Entries supplied:

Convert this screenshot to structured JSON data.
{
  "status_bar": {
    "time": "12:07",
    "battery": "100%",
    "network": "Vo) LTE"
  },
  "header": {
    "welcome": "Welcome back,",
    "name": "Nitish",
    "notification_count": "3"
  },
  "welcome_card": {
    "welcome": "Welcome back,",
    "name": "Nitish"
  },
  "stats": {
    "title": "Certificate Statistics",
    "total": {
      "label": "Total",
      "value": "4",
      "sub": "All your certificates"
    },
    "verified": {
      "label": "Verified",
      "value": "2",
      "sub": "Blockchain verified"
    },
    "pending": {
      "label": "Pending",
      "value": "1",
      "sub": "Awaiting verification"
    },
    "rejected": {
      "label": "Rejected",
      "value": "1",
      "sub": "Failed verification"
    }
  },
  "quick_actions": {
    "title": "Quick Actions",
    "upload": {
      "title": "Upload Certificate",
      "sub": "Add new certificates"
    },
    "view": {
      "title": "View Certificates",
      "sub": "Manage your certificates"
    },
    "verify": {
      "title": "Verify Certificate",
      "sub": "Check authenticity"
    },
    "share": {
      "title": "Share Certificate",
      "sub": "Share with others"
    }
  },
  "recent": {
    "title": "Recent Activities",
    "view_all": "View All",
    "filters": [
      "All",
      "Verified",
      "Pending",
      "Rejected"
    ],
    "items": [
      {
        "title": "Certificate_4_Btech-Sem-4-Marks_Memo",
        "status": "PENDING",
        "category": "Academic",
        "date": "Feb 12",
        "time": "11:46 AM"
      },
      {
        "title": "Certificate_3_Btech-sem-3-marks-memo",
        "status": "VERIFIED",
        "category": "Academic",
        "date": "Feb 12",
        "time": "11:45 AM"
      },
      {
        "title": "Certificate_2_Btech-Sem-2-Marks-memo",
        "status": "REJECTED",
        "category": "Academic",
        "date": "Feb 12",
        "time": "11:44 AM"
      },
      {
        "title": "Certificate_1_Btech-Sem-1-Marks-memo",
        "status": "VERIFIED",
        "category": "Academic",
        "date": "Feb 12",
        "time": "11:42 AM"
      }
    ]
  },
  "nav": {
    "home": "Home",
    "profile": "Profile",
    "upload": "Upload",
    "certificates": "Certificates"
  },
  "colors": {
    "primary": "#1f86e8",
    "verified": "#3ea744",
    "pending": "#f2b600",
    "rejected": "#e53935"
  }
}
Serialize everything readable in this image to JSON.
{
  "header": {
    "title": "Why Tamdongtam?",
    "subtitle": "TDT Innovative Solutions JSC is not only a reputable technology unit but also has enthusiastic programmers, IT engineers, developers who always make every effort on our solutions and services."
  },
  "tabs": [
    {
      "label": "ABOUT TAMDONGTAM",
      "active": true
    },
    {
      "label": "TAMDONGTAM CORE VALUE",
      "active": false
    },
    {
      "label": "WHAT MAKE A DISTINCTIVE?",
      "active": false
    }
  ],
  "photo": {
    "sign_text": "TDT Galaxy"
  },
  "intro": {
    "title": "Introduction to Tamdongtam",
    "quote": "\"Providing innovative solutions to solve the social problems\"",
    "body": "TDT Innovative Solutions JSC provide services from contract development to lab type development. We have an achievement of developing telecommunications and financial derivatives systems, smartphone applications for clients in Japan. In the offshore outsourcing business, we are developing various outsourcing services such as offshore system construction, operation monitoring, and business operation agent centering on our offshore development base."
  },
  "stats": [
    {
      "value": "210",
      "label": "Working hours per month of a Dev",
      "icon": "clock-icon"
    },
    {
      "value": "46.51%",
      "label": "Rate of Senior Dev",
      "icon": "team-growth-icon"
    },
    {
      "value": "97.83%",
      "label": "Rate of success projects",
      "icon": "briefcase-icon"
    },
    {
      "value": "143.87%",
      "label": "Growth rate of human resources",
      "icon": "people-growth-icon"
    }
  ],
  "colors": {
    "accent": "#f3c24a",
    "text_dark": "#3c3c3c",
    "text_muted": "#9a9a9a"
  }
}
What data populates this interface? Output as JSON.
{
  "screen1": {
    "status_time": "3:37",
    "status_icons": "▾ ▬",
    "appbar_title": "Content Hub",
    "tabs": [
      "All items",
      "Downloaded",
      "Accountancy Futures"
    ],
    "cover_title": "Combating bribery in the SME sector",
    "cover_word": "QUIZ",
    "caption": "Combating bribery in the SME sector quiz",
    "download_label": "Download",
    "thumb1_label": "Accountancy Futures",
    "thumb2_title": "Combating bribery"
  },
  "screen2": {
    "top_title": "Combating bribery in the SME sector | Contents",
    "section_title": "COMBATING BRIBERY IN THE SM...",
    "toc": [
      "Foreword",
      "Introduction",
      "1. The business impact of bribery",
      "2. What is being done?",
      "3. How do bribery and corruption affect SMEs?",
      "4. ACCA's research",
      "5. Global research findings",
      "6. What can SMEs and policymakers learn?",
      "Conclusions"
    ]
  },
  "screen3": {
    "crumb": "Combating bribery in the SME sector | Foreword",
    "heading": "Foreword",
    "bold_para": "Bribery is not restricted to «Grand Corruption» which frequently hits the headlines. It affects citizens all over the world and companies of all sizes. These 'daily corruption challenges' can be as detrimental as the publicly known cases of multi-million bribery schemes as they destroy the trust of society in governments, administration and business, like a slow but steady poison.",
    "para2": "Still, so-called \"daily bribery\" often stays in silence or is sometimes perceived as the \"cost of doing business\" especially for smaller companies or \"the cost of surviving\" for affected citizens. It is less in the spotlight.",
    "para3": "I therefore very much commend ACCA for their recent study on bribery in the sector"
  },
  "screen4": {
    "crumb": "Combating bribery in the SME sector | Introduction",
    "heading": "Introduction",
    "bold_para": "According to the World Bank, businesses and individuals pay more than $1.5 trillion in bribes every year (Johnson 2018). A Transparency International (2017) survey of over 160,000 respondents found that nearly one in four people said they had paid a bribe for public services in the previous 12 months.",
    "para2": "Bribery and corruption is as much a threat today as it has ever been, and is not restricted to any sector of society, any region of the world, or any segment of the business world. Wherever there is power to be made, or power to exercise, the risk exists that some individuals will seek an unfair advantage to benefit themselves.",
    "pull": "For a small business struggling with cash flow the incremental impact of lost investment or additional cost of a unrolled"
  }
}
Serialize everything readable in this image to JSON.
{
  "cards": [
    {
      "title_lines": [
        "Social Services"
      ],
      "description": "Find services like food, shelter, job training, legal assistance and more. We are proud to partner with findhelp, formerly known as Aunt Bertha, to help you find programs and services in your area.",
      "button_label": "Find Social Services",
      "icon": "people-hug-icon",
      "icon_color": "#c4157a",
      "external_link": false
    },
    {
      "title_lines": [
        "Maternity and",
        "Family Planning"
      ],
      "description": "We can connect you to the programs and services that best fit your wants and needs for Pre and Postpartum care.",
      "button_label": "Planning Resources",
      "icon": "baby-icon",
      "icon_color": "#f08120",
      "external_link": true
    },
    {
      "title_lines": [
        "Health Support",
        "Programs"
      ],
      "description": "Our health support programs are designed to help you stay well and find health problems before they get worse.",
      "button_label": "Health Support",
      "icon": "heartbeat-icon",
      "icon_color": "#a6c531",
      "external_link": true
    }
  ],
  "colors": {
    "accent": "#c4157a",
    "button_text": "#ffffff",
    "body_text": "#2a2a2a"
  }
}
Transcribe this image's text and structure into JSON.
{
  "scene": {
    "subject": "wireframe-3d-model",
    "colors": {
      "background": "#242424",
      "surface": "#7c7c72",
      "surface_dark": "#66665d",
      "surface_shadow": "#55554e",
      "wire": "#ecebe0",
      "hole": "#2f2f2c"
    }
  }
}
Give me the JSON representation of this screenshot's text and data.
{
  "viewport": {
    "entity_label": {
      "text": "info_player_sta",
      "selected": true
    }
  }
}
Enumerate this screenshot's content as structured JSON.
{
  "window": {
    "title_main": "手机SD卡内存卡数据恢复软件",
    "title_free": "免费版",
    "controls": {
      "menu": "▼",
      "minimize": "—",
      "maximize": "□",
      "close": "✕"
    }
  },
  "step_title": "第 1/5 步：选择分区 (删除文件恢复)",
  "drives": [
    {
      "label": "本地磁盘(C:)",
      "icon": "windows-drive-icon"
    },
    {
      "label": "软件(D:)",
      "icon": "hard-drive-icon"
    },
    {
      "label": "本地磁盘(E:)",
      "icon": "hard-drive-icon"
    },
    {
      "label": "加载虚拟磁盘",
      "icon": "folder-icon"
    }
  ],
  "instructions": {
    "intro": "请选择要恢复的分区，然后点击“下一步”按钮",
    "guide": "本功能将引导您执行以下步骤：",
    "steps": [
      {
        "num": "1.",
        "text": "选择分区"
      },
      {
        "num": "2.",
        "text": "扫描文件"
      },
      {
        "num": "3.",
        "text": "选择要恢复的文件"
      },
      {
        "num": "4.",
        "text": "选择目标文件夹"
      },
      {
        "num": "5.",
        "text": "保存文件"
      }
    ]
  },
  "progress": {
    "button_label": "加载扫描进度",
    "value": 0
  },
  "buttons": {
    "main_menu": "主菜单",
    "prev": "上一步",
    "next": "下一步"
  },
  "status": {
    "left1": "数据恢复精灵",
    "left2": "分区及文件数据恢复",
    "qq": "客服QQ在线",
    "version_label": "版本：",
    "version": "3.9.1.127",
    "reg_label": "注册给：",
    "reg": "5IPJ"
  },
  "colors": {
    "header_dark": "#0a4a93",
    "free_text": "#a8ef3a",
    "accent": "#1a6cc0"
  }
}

What to produce:
In the listing, find every line with the word "Planning" and state how many there are, nothing more.

Exercise answer:
2